1946 Railway Cup
- Dates: 17 February – 17 March 1945
- Teams: Connacht Leinster Munster Ulster
- Champions: Munster (14th title) Ger Cornally (captain)

Tournament statistics
- Matches played: 3
- Goals scored: 13 (4.33 per match)
- Points scored: 49 (16.33 per match)
- Top scorer(s): Josie Gallagher (1-12)

= 1946 Railway Cup Hurling Championship =

Irish hurling competition

The 1946 Railway Cup Hurling Championship was the 20th series of the inter-provincial hurling Railway Cup. Four matches were played between 11 February and 17 March 1945. It was contested by Connacht, Leinster, Munster and Ulster.

Munster entered the championship as the defending champions.

On 17 March 1946, Munster won the Railway Cup after a 3-12 to 4-08 defeat of Connacht in the final at Croke Park, Dublin. This was their 14th title over all and their fifth title in succession.

Connacht's Josie Gallagher was the Railway Cup top scorer with 1-12.

==Results==

Semi-finals

17 February 1946
Munster 0-06 - 1-02 Leinster
  Munster: C Ring 0-3, M Mackey 0-2, M Ryan 0-1.
  Leinster: J Gargan 1-0, J Langton 0-1, D Kennedy 0-1.
17 February 1946
Connacht 4-14 - 1-07 Ulster
  Connacht: M Nestor 3-0, J Gallagher 0-6, M Doyle 0-4, Flynn 1-0, S Gallagher 0-3, J Jordan 0-1
  Ulster: T Fitzgerald 1-0, N Campbell 0-2, J McGlynn 0-2, B Denvir 0-1, M Butler 0-1.

Final

17 March 1946
Munster 3-12 - 4-08 Connacht
  Munster: C Ring 1-7, T Doyle 1-1, P Fitzgerald 1-0, A O'Brien 0-1, J Young 0-1, P Lyons 0-1, J Power 0-1.
  Connacht: J Gallagher 1-6, F Gantley 1-0, J Flynn 1-0, M Nestor 1-0, J Killeen 0-1, MJ Flaherty 0-1.

==Sources==
- Donegan, Des, The Complete Handbook of Gaelic Games (DBA Publications Limited, 2005).

DIRECTIONS: Reproduce the 1946 Railway Cup passage word for word, starting at "Leinster: J Gargan" and ending at "J Power 0-1.".

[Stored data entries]
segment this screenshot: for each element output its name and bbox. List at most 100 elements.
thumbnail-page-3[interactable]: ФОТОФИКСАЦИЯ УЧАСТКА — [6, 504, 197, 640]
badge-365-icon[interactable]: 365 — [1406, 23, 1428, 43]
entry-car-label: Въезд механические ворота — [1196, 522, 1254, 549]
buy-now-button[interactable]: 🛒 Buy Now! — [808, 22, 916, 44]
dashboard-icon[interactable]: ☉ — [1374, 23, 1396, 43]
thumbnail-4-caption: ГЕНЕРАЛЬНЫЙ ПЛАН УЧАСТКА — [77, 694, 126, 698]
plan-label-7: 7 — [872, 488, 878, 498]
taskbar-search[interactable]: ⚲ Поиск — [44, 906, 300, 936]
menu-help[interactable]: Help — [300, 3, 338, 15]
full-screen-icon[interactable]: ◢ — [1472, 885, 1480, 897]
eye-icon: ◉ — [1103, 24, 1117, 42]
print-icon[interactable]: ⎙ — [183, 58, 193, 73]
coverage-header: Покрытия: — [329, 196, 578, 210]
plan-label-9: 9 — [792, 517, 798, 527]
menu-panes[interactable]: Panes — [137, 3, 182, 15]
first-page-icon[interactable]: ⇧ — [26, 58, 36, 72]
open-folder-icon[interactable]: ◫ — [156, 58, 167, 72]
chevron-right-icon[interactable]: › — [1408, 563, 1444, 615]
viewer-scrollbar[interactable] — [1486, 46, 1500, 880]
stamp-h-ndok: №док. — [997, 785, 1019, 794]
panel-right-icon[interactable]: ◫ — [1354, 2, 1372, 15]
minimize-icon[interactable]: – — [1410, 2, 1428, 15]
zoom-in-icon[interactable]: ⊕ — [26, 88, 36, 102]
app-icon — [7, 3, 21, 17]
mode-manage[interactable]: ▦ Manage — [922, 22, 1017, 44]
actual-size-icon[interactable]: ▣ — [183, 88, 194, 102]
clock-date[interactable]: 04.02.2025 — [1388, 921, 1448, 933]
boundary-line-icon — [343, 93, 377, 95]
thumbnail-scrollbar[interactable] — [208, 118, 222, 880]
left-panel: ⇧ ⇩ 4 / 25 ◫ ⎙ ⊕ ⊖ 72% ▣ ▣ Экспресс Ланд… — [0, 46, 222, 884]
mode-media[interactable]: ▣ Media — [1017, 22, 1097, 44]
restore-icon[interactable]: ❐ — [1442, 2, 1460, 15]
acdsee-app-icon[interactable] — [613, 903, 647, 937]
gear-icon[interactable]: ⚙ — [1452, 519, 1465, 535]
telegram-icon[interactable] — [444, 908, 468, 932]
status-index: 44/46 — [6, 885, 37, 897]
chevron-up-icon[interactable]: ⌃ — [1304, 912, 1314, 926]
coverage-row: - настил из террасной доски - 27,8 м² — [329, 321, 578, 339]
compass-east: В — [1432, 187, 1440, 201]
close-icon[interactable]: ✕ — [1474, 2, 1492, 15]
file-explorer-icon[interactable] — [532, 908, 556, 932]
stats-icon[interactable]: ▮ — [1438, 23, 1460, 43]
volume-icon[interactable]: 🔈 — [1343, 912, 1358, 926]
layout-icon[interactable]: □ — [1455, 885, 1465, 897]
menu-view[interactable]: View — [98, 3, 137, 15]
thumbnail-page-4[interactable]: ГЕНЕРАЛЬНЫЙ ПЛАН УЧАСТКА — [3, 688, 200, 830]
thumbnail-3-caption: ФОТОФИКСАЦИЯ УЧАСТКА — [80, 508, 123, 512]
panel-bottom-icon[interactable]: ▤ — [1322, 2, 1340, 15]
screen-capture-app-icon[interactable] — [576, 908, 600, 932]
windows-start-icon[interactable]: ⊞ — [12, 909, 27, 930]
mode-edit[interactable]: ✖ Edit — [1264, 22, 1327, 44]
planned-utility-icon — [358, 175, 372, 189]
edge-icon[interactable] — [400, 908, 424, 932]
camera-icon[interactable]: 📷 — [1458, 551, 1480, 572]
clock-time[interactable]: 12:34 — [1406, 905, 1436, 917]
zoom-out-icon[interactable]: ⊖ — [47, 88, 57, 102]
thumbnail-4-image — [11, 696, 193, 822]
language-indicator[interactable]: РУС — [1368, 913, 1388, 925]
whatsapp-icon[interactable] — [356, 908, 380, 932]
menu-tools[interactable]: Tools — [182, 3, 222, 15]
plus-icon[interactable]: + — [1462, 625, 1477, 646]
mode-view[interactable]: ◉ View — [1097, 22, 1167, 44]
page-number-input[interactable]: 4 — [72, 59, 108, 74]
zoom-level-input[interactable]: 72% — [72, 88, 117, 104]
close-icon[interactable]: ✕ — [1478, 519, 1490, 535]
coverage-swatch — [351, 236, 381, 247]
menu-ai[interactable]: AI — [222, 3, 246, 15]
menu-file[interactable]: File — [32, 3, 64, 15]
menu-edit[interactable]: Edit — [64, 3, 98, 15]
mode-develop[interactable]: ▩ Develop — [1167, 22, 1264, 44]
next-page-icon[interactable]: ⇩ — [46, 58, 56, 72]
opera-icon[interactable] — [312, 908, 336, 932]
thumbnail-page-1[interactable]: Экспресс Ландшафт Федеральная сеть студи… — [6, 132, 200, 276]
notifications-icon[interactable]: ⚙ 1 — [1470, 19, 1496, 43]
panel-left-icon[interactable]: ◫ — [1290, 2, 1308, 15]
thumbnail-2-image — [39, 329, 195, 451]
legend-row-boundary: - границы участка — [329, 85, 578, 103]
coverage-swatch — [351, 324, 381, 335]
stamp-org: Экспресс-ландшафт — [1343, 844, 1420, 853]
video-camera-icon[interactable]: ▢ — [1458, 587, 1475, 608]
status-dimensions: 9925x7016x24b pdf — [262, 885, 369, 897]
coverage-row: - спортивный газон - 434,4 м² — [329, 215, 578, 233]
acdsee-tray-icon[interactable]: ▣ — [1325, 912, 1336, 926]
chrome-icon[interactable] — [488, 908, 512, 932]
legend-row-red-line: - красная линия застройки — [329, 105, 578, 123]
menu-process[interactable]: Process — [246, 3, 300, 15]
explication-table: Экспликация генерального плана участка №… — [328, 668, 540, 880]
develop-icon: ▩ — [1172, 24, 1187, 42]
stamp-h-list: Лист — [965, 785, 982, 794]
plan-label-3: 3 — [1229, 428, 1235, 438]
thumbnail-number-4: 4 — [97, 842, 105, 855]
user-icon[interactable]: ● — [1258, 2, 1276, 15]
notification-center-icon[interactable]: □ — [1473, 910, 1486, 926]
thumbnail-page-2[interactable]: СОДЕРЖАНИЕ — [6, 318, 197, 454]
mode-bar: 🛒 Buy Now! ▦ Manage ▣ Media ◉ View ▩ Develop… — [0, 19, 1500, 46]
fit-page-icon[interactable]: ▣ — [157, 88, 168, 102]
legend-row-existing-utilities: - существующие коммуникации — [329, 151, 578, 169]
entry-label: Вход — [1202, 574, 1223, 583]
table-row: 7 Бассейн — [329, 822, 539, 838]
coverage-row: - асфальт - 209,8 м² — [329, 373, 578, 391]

RESULT:
Leinster: J Gargan 1-0, J Langton 0-1, D Kennedy 0-1.
17 February 1946
Connacht 4-14 - 1-07 Ulster
  Connacht: M Nestor 3-0, J Gallagher 0-6, M Doyle 0-4, Flynn 1-0, S Gallagher 0-3, J Jordan 0-1
  Ulster: T Fitzgerald 1-0, N Campbell 0-2, J McGlynn 0-2, B Denvir 0-1, M Butler 0-1.

Final

17 March 1946
Munster 3-12 - 4-08 Connacht
  Munster: C Ring 1-7, T Doyle 1-1, P Fitzgerald 1-0, A O'Brien 0-1, J Young 0-1, P Lyons 0-1, J Power 0-1.